__Text excerpt__.
──────────

As shown in Table 4, certain demographic, clinical, and psychobehavioral characteristics were significantly associated with phenotypes. With regard to demographic characteristics, race was significantly associated with phenotype groups. The odds of Black/African American women being in the “multiple severe symptoms” phenotype group versus the “mild localized pain” phenotype group were 2.43 times greater than those of White women (p = 0.041). Similarly, the odds of Black/African American women being in the “multiple severe symptoms” phenotype group versus the “severe localized pain” phenotype group were 3.78 times greater (p = .005).

Table 4.

Associations between Dysmenorrhea Symptom-based Phenotypes and Demographic, Clinical, and Psycho-behavioral Variables Using Latent Class Analysis with Covariates (N=678)

“Severe Multiple Symptoms”
vs
“Mild Localized Pain”
“Severe Localized Pain”
vs
“Mild Localized Pain”
“Severe Multiple Symptoms”
vs
“Severe Localized Pain”
Odds Ratio 95% Confidence Interval Odds Ratio 95% Confidence Interval Odds Ratio 95% Confidence Interval
Age 0.960 (0.810, 1.137) 0.905 (0.773, 1.060) 1.060 (0.883, 1.272)
Black 2.427* (1.036 5.683) 0.641 (0.258, 1.595) 3.785** (1.495, 9.583)
Asian 0.778 (0.288 2.100) 0.444 (0.144, 1.366) 1.751 (0.492, 6.234)
Other race 1.035 (0.417 2.569) 1.240 (0.534, 2.880) 0.835 (0.320, 2.182)
Associates degree or Higher 1.130 (0.638 2.002) 1.096 (0.628, 1.915) 1.030 (0.567, 1.873)
Hispanic 1.633 (0.721 3.699) 0.551 (0.203, 1.494) 2.962 (0.910, 9.640)

──────────

__Dataset entries__.
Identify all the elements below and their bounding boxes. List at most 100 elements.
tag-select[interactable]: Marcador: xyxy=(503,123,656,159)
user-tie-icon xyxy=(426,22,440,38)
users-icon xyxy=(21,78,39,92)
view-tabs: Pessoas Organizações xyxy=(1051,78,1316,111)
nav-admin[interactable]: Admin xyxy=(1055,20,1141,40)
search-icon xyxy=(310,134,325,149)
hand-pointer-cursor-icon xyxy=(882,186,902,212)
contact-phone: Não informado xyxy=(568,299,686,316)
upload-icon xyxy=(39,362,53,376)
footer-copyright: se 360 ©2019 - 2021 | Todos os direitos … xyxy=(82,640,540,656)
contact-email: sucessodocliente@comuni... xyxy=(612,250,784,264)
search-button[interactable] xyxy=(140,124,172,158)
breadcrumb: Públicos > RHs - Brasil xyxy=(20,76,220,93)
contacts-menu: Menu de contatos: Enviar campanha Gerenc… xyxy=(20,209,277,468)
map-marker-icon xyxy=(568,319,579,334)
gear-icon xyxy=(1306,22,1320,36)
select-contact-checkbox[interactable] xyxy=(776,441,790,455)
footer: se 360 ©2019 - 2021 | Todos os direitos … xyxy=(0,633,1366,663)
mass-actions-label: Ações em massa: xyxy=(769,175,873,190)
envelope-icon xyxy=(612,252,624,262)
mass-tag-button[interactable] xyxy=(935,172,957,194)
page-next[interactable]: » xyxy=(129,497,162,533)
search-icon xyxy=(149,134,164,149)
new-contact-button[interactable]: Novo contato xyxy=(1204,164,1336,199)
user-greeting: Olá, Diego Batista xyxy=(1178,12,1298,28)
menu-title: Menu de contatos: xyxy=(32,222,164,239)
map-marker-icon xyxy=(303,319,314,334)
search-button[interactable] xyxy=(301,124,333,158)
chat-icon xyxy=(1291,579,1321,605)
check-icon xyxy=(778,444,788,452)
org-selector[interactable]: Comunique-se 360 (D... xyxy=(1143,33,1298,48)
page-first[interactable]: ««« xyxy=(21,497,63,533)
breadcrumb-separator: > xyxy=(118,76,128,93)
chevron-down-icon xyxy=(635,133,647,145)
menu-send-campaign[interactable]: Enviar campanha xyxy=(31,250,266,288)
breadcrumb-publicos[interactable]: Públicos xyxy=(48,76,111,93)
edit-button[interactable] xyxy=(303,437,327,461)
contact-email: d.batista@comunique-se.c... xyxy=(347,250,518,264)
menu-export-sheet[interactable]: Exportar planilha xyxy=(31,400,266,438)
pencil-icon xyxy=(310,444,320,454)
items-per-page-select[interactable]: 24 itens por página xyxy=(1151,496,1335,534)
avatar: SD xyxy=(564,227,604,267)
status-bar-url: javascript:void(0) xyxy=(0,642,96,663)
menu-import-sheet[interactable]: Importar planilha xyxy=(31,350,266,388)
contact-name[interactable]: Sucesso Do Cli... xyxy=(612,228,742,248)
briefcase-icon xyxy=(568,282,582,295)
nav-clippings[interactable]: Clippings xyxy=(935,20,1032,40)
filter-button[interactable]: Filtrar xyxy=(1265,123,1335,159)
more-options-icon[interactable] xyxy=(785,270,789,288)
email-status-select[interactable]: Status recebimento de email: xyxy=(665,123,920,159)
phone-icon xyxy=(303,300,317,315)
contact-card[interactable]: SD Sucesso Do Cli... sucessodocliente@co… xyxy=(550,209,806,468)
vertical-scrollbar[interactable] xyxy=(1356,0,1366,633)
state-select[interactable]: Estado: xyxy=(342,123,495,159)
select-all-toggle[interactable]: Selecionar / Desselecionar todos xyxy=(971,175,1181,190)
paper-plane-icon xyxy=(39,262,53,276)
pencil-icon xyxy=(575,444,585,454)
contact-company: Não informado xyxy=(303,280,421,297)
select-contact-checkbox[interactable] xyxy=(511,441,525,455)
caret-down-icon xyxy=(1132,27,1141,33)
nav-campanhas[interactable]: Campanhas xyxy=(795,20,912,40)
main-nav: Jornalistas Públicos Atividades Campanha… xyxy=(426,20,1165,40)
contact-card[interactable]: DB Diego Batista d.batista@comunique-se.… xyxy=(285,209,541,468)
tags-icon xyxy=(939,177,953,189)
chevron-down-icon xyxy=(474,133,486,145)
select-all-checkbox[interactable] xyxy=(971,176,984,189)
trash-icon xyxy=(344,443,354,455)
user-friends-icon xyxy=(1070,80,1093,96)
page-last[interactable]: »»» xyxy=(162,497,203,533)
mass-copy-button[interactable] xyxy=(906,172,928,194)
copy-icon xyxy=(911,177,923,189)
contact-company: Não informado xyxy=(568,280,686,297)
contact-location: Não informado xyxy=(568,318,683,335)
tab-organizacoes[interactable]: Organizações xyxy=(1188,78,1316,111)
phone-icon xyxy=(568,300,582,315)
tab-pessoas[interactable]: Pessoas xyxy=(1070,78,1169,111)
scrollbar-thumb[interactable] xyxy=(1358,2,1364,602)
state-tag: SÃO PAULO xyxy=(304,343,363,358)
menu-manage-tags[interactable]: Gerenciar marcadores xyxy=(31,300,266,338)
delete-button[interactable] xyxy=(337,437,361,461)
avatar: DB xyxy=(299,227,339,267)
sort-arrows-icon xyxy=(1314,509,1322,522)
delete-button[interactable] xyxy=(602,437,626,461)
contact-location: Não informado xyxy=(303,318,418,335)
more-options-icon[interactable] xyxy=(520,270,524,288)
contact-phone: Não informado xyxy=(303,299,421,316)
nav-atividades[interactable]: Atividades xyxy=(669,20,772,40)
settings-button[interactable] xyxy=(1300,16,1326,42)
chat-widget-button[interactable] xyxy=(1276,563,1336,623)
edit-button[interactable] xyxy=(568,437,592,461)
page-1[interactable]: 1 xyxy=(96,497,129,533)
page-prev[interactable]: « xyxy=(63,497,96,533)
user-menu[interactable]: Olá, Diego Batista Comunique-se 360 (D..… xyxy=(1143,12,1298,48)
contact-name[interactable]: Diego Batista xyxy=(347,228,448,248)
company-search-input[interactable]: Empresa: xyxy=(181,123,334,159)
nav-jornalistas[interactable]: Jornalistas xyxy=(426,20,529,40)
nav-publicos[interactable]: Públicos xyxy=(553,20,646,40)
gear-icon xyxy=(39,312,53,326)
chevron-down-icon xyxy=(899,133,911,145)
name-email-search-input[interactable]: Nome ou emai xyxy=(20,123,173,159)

──────────

__Exercise 1__. In the dysmenorrhea text, which demographic characteristic was significantly associated with phenotype groups?
__Exercise 2__. Retype the stretch of the dysmenorrhea text from "Odds Ratio 95% Confidence Interval Odds" through "1.060 (0.883, 1.272)", keeping every word and mark unchanged.

__Expected output 1__. Race was significantly associated with phenotype groups.

__Expected output 2__.
Odds Ratio 95% Confidence Interval Odds Ratio 95% Confidence Interval Odds Ratio 95% Confidence Interval
Age 0.960 (0.810, 1.137) 0.905 (0.773, 1.060) 1.060 (0.883, 1.272)